* START Available data *
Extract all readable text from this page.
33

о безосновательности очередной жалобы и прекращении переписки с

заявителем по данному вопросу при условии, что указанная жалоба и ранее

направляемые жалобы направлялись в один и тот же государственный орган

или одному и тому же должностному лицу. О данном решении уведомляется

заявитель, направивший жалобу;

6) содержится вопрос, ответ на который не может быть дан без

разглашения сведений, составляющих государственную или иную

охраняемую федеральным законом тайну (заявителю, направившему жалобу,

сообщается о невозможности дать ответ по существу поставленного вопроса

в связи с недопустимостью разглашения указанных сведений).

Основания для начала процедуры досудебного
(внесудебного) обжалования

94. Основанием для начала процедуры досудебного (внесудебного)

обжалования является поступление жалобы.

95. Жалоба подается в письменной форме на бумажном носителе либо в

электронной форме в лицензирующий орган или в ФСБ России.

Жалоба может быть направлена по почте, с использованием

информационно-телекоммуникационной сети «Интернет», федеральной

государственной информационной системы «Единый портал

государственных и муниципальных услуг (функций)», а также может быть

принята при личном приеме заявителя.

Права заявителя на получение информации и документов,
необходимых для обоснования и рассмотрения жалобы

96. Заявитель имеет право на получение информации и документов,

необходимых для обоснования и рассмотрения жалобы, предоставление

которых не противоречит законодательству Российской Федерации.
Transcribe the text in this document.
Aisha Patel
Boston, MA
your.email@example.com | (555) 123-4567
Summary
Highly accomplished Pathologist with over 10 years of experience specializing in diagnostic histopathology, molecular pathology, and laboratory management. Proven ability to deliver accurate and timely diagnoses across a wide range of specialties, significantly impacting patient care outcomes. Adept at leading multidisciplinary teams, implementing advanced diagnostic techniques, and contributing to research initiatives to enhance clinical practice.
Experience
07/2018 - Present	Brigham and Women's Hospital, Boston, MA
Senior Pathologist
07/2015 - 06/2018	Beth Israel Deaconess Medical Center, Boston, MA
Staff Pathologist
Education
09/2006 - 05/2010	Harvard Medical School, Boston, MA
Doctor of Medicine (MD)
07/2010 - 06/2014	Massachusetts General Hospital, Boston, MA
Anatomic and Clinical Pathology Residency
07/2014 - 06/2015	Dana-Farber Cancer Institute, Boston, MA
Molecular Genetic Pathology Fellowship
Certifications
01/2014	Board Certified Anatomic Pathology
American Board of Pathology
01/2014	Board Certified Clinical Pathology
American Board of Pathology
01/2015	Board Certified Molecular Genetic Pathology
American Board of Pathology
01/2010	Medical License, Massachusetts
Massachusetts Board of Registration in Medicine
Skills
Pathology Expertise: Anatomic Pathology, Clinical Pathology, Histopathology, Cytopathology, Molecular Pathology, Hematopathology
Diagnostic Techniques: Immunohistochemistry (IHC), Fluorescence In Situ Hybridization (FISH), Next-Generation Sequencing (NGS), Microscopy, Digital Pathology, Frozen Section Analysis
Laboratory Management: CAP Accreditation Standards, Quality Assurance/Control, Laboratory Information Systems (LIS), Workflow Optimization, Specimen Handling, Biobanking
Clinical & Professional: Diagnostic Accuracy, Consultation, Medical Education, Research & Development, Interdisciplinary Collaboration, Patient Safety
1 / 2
* END Available data *
The problem> Looking at the material above, count the lines that hold "процедуры" and give the total alone.

Finished answer> 2